▸ **WHAT IS REQUIRED**: Tally the lines holding "myfonts" and state only that figure.

_____

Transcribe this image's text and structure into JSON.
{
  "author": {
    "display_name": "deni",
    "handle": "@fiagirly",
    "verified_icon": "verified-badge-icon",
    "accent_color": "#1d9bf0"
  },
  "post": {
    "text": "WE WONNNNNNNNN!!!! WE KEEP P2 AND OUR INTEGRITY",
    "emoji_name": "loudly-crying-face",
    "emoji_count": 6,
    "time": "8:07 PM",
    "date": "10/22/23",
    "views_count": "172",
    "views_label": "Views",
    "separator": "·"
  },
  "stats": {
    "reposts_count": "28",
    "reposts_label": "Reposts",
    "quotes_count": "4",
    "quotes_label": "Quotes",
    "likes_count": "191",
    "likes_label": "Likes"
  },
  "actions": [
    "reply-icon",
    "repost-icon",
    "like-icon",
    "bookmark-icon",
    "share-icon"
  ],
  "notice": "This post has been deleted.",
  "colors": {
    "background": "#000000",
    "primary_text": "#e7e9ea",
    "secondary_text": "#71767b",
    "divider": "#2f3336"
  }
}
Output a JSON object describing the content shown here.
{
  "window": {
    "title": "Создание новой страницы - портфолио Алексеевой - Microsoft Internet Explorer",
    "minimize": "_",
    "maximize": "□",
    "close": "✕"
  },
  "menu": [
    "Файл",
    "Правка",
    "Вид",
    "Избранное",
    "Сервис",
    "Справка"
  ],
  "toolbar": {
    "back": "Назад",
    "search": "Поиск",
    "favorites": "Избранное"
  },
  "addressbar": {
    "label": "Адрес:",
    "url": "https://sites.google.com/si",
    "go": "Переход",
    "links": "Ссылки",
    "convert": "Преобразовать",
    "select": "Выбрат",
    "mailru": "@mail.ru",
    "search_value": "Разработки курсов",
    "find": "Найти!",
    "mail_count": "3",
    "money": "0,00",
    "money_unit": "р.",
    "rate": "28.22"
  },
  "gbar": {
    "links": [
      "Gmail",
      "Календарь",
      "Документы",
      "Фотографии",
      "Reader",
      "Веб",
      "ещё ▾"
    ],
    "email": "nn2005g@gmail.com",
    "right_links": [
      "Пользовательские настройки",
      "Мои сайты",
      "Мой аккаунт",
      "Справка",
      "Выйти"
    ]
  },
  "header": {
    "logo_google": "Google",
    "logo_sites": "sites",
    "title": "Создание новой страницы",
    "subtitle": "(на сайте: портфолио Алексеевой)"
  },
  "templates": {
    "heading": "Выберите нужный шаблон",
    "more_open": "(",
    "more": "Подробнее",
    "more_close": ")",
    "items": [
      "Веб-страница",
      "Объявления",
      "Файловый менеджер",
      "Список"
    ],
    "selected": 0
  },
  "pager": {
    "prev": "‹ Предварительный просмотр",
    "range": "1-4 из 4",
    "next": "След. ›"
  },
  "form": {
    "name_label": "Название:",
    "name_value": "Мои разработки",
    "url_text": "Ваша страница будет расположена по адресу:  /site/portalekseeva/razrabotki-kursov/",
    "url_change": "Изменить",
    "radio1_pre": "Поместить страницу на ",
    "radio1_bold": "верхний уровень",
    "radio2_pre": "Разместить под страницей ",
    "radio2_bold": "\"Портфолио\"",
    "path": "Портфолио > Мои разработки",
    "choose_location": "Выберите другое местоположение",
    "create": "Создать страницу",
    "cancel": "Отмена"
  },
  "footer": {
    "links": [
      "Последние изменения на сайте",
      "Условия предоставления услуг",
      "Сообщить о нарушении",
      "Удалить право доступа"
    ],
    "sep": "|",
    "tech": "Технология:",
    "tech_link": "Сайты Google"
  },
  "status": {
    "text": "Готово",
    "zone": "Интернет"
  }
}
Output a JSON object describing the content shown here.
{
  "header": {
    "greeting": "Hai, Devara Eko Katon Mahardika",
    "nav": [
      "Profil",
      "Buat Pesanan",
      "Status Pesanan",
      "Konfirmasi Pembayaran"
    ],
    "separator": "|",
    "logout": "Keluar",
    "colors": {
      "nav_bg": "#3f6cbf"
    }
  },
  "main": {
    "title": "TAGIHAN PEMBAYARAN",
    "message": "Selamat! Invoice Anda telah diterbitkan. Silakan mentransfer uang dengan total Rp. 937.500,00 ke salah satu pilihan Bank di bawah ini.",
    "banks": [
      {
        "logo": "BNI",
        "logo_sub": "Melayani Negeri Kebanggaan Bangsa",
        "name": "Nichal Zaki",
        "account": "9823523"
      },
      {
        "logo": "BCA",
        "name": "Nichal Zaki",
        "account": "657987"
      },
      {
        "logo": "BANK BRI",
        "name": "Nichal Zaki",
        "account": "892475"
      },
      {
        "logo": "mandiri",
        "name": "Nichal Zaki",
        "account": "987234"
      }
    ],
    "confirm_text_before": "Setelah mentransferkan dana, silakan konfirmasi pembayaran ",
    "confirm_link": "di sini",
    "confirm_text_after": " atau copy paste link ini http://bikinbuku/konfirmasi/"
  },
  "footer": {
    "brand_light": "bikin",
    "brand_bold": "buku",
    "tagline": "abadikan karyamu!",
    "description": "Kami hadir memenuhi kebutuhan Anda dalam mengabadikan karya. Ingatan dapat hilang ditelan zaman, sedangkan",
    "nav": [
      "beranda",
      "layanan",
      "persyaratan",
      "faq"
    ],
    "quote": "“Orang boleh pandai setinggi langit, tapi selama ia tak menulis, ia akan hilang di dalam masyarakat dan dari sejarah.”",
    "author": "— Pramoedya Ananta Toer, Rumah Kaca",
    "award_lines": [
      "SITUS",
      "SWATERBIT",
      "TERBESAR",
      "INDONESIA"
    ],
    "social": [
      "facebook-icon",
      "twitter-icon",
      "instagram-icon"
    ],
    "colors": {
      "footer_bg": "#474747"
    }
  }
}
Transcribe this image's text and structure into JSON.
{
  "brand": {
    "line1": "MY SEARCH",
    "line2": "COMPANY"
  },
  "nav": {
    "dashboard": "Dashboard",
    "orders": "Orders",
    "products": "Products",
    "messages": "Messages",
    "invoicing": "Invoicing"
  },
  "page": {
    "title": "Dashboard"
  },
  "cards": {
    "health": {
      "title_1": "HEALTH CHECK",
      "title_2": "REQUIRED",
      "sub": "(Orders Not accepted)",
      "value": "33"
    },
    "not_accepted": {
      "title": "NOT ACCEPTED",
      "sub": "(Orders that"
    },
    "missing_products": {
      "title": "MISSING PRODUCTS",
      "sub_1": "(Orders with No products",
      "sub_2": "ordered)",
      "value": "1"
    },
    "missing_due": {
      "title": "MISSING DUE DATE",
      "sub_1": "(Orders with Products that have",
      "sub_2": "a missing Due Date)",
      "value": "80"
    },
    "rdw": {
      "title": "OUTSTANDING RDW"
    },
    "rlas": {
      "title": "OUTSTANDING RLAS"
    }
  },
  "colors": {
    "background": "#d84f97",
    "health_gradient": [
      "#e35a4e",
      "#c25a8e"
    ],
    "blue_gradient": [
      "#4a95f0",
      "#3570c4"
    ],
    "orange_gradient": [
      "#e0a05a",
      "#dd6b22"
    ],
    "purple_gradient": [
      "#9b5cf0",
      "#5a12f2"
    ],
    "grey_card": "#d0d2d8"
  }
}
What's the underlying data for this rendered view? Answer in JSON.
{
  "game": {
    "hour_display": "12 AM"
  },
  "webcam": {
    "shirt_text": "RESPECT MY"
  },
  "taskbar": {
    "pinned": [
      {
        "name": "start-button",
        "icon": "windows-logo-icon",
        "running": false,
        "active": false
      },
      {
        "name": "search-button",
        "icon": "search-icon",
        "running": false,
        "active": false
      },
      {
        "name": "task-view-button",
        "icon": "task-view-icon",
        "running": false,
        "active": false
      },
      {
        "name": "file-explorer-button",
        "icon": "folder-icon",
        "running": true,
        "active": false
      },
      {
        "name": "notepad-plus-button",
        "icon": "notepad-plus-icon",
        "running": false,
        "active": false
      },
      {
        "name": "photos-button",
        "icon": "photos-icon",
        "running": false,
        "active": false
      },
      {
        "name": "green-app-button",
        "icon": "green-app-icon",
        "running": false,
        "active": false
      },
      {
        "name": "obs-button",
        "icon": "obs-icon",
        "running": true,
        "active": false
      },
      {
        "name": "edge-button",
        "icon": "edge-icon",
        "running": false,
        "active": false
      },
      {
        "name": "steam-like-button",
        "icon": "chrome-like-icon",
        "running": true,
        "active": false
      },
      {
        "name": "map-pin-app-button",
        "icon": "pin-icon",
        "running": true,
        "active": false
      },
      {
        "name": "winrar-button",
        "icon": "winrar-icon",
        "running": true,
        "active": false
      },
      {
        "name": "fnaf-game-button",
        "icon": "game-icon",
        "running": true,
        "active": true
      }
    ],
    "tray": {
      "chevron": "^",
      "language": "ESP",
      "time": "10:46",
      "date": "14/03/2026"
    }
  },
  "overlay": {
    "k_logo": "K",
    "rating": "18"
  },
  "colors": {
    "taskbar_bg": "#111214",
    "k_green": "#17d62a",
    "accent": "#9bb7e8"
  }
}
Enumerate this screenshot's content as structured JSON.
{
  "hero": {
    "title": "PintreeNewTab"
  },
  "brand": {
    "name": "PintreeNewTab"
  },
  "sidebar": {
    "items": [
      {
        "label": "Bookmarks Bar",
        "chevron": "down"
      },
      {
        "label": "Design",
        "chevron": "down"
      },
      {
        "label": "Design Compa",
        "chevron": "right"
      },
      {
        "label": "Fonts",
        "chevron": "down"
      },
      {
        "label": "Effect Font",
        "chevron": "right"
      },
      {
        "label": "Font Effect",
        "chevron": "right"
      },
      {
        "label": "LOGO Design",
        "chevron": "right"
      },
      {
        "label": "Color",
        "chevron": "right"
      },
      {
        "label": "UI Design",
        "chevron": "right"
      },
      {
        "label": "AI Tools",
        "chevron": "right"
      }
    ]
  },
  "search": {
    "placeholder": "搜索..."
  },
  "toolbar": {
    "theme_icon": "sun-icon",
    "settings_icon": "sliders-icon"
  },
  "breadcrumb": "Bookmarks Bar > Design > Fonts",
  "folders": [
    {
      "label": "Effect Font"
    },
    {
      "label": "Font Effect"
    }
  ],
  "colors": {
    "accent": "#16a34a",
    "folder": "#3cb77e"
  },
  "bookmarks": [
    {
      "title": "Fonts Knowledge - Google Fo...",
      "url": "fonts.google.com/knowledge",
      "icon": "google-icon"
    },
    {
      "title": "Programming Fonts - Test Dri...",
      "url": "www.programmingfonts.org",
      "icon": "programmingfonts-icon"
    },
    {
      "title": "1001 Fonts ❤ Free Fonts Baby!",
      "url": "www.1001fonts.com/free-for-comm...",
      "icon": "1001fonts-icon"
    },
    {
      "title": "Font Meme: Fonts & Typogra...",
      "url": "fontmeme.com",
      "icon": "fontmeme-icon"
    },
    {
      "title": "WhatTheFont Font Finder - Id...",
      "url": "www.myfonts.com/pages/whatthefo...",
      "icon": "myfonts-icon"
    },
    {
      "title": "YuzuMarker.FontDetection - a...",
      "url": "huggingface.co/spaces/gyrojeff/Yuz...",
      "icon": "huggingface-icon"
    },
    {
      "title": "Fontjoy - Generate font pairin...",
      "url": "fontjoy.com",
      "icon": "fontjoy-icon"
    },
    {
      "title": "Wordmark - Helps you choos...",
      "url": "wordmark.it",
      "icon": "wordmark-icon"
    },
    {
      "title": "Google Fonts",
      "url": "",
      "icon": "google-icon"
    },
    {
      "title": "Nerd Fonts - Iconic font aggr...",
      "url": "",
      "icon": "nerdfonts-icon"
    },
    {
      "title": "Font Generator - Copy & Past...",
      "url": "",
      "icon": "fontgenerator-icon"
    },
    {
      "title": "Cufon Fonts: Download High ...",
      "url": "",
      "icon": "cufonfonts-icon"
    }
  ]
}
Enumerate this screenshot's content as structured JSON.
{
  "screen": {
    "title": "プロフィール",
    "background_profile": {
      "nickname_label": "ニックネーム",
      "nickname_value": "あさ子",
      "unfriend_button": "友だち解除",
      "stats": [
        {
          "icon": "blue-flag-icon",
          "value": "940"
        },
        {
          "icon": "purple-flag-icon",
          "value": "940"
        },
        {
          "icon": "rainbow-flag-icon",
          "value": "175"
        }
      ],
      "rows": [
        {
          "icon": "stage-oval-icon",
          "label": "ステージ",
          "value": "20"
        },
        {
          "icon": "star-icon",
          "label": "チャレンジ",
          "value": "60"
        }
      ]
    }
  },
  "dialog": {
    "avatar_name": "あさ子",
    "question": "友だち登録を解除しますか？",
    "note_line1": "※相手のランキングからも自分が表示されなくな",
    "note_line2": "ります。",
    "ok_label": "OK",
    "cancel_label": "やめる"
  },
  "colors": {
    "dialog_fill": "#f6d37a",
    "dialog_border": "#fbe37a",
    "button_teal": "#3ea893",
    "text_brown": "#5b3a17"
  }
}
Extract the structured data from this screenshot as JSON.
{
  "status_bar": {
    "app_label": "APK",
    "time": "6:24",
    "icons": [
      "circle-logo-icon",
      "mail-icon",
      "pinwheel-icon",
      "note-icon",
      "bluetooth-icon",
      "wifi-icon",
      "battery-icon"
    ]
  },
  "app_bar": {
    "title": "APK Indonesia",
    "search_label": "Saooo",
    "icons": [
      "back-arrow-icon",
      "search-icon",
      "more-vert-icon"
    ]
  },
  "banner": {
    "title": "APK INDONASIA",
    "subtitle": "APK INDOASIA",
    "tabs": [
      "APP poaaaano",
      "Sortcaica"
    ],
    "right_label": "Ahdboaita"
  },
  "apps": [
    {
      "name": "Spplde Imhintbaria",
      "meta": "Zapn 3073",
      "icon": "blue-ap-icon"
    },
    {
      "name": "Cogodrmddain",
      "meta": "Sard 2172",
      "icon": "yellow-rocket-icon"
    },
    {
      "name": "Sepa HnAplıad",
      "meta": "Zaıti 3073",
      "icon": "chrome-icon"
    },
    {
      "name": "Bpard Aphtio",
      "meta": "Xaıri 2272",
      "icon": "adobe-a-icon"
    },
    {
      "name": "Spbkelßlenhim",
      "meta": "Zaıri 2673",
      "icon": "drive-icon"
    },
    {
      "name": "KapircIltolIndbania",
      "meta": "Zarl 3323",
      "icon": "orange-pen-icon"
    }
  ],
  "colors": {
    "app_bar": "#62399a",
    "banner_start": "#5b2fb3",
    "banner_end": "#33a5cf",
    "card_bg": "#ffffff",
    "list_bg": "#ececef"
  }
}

_____

▸ **FULL ANSWER**: 2